**PROBLEM TO WORK ON**
Every record here should be printed again exactly.
# start of DATA FOR THIS TASK
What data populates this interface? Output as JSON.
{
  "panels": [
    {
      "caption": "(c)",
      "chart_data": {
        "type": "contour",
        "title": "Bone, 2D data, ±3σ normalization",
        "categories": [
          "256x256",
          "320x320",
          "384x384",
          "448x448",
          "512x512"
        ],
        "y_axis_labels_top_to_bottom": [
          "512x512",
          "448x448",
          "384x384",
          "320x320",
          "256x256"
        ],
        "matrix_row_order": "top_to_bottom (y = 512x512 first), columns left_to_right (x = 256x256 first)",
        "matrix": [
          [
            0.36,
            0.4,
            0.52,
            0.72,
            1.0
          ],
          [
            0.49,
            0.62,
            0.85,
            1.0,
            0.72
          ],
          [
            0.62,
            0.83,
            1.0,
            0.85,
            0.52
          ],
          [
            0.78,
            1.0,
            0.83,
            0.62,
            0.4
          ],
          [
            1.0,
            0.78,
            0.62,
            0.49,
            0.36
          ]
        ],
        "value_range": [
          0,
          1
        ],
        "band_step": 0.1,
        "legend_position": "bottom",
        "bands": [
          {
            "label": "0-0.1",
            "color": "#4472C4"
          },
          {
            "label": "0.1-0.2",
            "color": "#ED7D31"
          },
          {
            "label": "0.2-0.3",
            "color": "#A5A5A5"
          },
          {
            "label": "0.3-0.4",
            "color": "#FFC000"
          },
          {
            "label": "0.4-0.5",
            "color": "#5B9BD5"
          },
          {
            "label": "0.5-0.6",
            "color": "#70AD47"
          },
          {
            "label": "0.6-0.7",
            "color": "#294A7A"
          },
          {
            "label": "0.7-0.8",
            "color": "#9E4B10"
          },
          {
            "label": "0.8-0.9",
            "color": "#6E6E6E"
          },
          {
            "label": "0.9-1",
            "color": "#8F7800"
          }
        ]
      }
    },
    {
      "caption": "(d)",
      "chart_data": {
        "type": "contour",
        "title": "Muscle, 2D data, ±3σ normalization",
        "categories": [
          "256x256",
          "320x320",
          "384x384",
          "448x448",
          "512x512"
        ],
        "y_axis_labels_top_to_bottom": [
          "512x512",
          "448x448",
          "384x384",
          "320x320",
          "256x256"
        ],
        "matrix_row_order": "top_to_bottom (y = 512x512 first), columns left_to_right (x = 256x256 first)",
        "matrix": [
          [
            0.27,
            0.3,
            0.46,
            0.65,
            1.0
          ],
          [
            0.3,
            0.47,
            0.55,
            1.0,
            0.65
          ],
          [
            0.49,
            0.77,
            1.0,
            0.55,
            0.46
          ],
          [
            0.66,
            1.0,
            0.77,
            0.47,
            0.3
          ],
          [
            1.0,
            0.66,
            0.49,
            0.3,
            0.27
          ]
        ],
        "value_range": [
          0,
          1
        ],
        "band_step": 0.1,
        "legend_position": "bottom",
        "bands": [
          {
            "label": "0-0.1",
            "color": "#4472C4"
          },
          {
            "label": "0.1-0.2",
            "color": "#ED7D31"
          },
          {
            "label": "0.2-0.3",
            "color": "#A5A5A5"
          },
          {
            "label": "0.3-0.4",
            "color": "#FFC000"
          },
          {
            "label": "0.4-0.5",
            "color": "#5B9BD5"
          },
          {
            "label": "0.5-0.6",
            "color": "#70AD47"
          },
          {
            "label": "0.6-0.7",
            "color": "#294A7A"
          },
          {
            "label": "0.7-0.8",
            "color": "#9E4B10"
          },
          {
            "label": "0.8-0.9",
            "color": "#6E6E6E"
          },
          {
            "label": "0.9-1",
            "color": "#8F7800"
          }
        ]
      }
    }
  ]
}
# end of DATA FOR THIS TASK
**WRITTEN ANSWER**
What data populates this interface? Output as JSON.
{
  "panels": [
    {
      "caption": "(c)",
      "chart_data": {
        "type": "contour",
        "title": "Bone, 2D data, ±3σ normalization",
        "categories": [
          "256x256",
          "320x320",
          "384x384",
          "448x448",
          "512x512"
        ],
        "y_axis_labels_top_to_bottom": [
          "512x512",
          "448x448",
          "384x384",
          "320x320",
          "256x256"
        ],
        "matrix_row_order": "top_to_bottom (y = 512x512 first), columns left_to_right (x = 256x256 first)",
        "matrix": [
          [
            0.36,
            0.4,
            0.52,
            0.72,
            1.0
          ],
          [
            0.49,
            0.62,
            0.85,
            1.0,
            0.72
          ],
          [
            0.62,
            0.83,
            1.0,
            0.85,
            0.52
          ],
          [
            0.78,
            1.0,
            0.83,
            0.62,
            0.4
          ],
          [
            1.0,
            0.78,
            0.62,
            0.49,
            0.36
          ]
        ],
        "value_range": [
          0,
          1
        ],
        "band_step": 0.1,
        "legend_position": "bottom",
        "bands": [
          {
            "label": "0-0.1",
            "color": "#4472C4"
          },
          {
            "label": "0.1-0.2",
            "color": "#ED7D31"
          },
          {
            "label": "0.2-0.3",
            "color": "#A5A5A5"
          },
          {
            "label": "0.3-0.4",
            "color": "#FFC000"
          },
          {
            "label": "0.4-0.5",
            "color": "#5B9BD5"
          },
          {
            "label": "0.5-0.6",
            "color": "#70AD47"
          },
          {
            "label": "0.6-0.7",
            "color": "#294A7A"
          },
          {
            "label": "0.7-0.8",
            "color": "#9E4B10"
          },
          {
            "label": "0.8-0.9",
            "color": "#6E6E6E"
          },
          {
            "label": "0.9-1",
            "color": "#8F7800"
          }
        ]
      }
    },
    {
      "caption": "(d)",
      "chart_data": {
        "type": "contour",
        "title": "Muscle, 2D data, ±3σ normalization",
        "categories": [
          "256x256",
          "320x320",
          "384x384",
          "448x448",
          "512x512"
        ],
        "y_axis_labels_top_to_bottom": [
          "512x512",
          "448x448",
          "384x384",
          "320x320",
          "256x256"
        ],
        "matrix_row_order": "top_to_bottom (y = 512x512 first), columns left_to_right (x = 256x256 first)",
        "matrix": [
          [
            0.27,
            0.3,
            0.46,
            0.65,
            1.0
          ],
          [
            0.3,
            0.47,
            0.55,
            1.0,
            0.65
          ],
          [
            0.49,
            0.77,
            1.0,
            0.55,
            0.46
          ],
          [
            0.66,
            1.0,
            0.77,
            0.47,
            0.3
          ],
          [
            1.0,
            0.66,
            0.49,
            0.3,
            0.27
          ]
        ],
        "value_range": [
          0,
          1
        ],
        "band_step": 0.1,
        "legend_position": "bottom",
        "bands": [
          {
            "label": "0-0.1",
            "color": "#4472C4"
          },
          {
            "label": "0.1-0.2",
            "color": "#ED7D31"
          },
          {
            "label": "0.2-0.3",
            "color": "#A5A5A5"
          },
          {
            "label": "0.3-0.4",
            "color": "#FFC000"
          },
          {
            "label": "0.4-0.5",
            "color": "#5B9BD5"
          },
          {
            "label": "0.5-0.6",
            "color": "#70AD47"
          },
          {
            "label": "0.6-0.7",
            "color": "#294A7A"
          },
          {
            "label": "0.7-0.8",
            "color": "#9E4B10"
          },
          {
            "label": "0.8-0.9",
            "color": "#6E6E6E"
          },
          {
            "label": "0.9-1",
            "color": "#8F7800"
          }
        ]
      }
    }
  ]
}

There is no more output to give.